▶ Exercise task
Retype the data below without altering anything.

▶ Extracted records
▬▬▬▬▬▬
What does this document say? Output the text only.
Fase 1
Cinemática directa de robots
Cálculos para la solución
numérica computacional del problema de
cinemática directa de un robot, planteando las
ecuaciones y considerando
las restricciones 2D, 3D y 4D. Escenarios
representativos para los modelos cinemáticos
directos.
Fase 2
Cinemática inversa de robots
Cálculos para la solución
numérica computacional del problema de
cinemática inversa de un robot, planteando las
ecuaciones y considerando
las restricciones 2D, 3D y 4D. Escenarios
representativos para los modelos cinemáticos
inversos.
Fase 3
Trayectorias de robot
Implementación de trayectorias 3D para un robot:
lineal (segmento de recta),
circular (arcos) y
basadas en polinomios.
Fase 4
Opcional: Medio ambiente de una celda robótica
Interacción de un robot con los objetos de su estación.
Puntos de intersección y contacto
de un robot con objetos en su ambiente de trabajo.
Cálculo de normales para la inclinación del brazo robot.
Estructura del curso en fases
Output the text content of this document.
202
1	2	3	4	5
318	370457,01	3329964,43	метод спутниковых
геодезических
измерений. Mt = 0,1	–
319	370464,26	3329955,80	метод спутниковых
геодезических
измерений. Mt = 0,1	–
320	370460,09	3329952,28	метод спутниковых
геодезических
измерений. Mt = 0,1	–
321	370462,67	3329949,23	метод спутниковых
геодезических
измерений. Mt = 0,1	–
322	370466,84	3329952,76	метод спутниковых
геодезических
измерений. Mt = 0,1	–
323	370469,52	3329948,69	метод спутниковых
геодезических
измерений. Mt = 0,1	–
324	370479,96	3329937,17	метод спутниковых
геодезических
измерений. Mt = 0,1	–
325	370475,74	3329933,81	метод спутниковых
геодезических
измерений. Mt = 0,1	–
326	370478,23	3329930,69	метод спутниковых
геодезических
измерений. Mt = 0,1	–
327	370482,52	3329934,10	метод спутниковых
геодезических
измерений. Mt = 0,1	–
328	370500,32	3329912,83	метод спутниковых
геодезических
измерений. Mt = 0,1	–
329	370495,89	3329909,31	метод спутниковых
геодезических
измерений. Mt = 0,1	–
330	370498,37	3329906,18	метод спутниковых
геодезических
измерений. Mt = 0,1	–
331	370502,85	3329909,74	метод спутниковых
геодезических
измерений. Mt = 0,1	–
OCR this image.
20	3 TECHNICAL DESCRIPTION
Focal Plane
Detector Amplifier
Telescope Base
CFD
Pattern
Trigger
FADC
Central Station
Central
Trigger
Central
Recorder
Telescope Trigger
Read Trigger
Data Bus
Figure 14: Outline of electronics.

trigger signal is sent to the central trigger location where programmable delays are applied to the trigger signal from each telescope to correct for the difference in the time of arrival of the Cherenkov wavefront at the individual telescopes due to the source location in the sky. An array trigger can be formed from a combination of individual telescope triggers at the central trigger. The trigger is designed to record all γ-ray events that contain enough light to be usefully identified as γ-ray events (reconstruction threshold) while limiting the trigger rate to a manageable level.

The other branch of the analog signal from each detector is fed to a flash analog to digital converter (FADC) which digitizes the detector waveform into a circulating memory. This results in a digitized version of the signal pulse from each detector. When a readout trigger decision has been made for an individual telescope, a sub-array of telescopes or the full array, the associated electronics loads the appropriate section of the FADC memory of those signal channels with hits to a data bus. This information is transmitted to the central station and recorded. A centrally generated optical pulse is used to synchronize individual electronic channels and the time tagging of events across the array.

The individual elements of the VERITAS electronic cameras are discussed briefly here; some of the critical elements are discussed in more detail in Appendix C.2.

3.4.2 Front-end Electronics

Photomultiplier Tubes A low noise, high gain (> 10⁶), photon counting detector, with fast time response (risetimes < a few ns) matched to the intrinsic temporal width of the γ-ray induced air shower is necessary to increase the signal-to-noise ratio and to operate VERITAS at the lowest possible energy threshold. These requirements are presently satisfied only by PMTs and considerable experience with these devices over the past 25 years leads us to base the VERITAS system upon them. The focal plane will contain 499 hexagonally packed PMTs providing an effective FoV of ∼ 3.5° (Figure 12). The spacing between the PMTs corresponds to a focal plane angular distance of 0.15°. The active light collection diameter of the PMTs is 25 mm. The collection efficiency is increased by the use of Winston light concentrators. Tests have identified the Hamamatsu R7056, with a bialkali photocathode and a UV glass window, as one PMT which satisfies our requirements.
▬▬▬▬▬▬
▶ Full output
What does this document say? Output the text only.
Fase 1
Cinemática directa de robots
Cálculos para la solución
numérica computacional del problema de
cinemática directa de un robot, planteando las
ecuaciones y considerando
las restricciones 2D, 3D y 4D. Escenarios
representativos para los modelos cinemáticos
directos.
Fase 2
Cinemática inversa de robots
Cálculos para la solución
numérica computacional del problema de
cinemática inversa de un robot, planteando las
ecuaciones y considerando
las restricciones 2D, 3D y 4D. Escenarios
representativos para los modelos cinemáticos
inversos.
Fase 3
Trayectorias de robot
Implementación de trayectorias 3D para un robot:
lineal (segmento de recta),
circular (arcos) y
basadas en polinomios.
Fase 4
Opcional: Medio ambiente de una celda robótica
Interacción de un robot con los objetos de su estación.
Puntos de intersección y contacto
de un robot con objetos en su ambiente de trabajo.
Cálculo de normales para la inclinación del brazo robot.
Estructura del curso en fases
Output the text content of this document.
202
1	2	3	4	5
318	370457,01	3329964,43	метод спутниковых
геодезических
измерений. Mt = 0,1	–
319	370464,26	3329955,80	метод спутниковых
геодезических
измерений. Mt = 0,1	–
320	370460,09	3329952,28	метод спутниковых
геодезических
измерений. Mt = 0,1	–
321	370462,67	3329949,23	метод спутниковых
геодезических
измерений. Mt = 0,1	–
322	370466,84	3329952,76	метод спутниковых
геодезических
измерений. Mt = 0,1	–
323	370469,52	3329948,69	метод спутниковых
геодезических
измерений. Mt = 0,1	–
324	370479,96	3329937,17	метод спутниковых
геодезических
измерений. Mt = 0,1	–
325	370475,74	3329933,81	метод спутниковых
геодезических
измерений. Mt = 0,1	–
326	370478,23	3329930,69	метод спутниковых
геодезических
измерений. Mt = 0,1	–
327	370482,52	3329934,10	метод спутниковых
геодезических
измерений. Mt = 0,1	–
328	370500,32	3329912,83	метод спутниковых
геодезических
измерений. Mt = 0,1	–
329	370495,89	3329909,31	метод спутниковых
геодезических
измерений. Mt = 0,1	–
330	370498,37	3329906,18	метод спутниковых
геодезических
измерений. Mt = 0,1	–
331	370502,85	3329909,74	метод спутниковых
геодезических
измерений. Mt = 0,1	–
OCR this image.
20	3 TECHNICAL DESCRIPTION
Focal Plane
Detector Amplifier
Telescope Base
CFD
Pattern
Trigger
FADC
Central Station
Central
Trigger
Central
Recorder
Telescope Trigger
Read Trigger
Data Bus
Figure 14: Outline of electronics.

trigger signal is sent to the central trigger location where programmable delays are applied to the trigger signal from each telescope to correct for the difference in the time of arrival of the Cherenkov wavefront at the individual telescopes due to the source location in the sky. An array trigger can be formed from a combination of individual telescope triggers at the central trigger. The trigger is designed to record all γ-ray events that contain enough light to be usefully identified as γ-ray events (reconstruction threshold) while limiting the trigger rate to a manageable level.

The other branch of the analog signal from each detector is fed to a flash analog to digital converter (FADC) which digitizes the detector waveform into a circulating memory. This results in a digitized version of the signal pulse from each detector. When a readout trigger decision has been made for an individual telescope, a sub-array of telescopes or the full array, the associated electronics loads the appropriate section of the FADC memory of those signal channels with hits to a data bus. This information is transmitted to the central station and recorded. A centrally generated optical pulse is used to synchronize individual electronic channels and the time tagging of events across the array.

The individual elements of the VERITAS electronic cameras are discussed briefly here; some of the critical elements are discussed in more detail in Appendix C.2.

3.4.2 Front-end Electronics

Photomultiplier Tubes A low noise, high gain (> 10⁶), photon counting detector, with fast time response (risetimes < a few ns) matched to the intrinsic temporal width of the γ-ray induced air shower is necessary to increase the signal-to-noise ratio and to operate VERITAS at the lowest possible energy threshold. These requirements are presently satisfied only by PMTs and considerable experience with these devices over the past 25 years leads us to base the VERITAS system upon them. The focal plane will contain 499 hexagonally packed PMTs providing an effective FoV of ∼ 3.5° (Figure 12). The spacing between the PMTs corresponds to a focal plane angular distance of 0.15°. The active light collection diameter of the PMTs is 25 mm. The collection efficiency is increased by the use of Winston light concentrators. Tests have identified the Hamamatsu R7056, with a bialkali photocathode and a UV glass window, as one PMT which satisfies our requirements.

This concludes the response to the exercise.